What the task asks
Reproduce the entries below in full, word for word.

Information supplied
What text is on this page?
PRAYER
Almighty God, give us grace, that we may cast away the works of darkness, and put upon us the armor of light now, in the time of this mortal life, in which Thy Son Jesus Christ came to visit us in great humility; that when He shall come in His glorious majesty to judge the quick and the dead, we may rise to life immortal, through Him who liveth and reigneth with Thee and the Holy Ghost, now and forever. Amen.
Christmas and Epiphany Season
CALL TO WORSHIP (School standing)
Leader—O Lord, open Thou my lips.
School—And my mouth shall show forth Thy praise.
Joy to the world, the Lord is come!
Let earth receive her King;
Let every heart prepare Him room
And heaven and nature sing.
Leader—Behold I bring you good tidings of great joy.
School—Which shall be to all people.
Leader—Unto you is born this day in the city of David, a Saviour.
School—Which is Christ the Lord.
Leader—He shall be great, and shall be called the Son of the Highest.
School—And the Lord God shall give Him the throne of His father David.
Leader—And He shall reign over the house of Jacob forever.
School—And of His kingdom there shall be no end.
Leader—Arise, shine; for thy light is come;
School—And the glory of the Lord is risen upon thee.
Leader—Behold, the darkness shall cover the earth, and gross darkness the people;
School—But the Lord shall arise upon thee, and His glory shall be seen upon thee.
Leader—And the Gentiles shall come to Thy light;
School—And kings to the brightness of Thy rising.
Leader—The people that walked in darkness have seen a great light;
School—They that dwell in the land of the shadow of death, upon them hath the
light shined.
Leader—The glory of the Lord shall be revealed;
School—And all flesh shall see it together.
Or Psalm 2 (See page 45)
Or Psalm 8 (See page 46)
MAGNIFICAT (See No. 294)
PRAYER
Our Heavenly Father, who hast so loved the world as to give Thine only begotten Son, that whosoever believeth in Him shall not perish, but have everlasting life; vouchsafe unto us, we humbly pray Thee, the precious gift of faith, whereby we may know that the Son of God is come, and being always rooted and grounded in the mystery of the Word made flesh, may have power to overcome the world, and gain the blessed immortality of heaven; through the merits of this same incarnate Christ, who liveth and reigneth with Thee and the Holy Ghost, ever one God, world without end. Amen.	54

Worked answer
What text is on this page?
PRAYER
Almighty God, give us grace, that we may cast away the works of darkness, and put upon us the armor of light now, in the time of this mortal life, in which Thy Son Jesus Christ came to visit us in great humility; that when He shall come in His glorious majesty to judge the quick and the dead, we may rise to life immortal, through Him who liveth and reigneth with Thee and the Holy Ghost, now and forever. Amen.
Christmas and Epiphany Season
CALL TO WORSHIP (School standing)
Leader—O Lord, open Thou my lips.
School—And my mouth shall show forth Thy praise.
Joy to the world, the Lord is come!
Let earth receive her King;
Let every heart prepare Him room
And heaven and nature sing.
Leader—Behold I bring you good tidings of great joy.
School—Which shall be to all people.
Leader—Unto you is born this day in the city of David, a Saviour.
School—Which is Christ the Lord.
Leader—He shall be great, and shall be called the Son of the Highest.
School—And the Lord God shall give Him the throne of His father David.
Leader—And He shall reign over the house of Jacob forever.
School—And of His kingdom there shall be no end.
Leader—Arise, shine; for thy light is come;
School—And the glory of the Lord is risen upon thee.
Leader—Behold, the darkness shall cover the earth, and gross darkness the people;
School—But the Lord shall arise upon thee, and His glory shall be seen upon thee.
Leader—And the Gentiles shall come to Thy light;
School—And kings to the brightness of Thy rising.
Leader—The people that walked in darkness have seen a great light;
School—They that dwell in the land of the shadow of death, upon them hath the
light shined.
Leader—The glory of the Lord shall be revealed;
School—And all flesh shall see it together.
Or Psalm 2 (See page 45)
Or Psalm 8 (See page 46)
MAGNIFICAT (See No. 294)
PRAYER
Our Heavenly Father, who hast so loved the world as to give Thine only begotten Son, that whosoever believeth in Him shall not perish, but have everlasting life; vouchsafe unto us, we humbly pray Thee, the precious gift of faith, whereby we may know that the Son of God is come, and being always rooted and grounded in the mystery of the Word made flesh, may have power to overcome the world, and gain the blessed immortality of heaven; through the merits of this same incarnate Christ, who liveth and reigneth with Thee and the Holy Ghost, ever one God, world without end. Amen.	54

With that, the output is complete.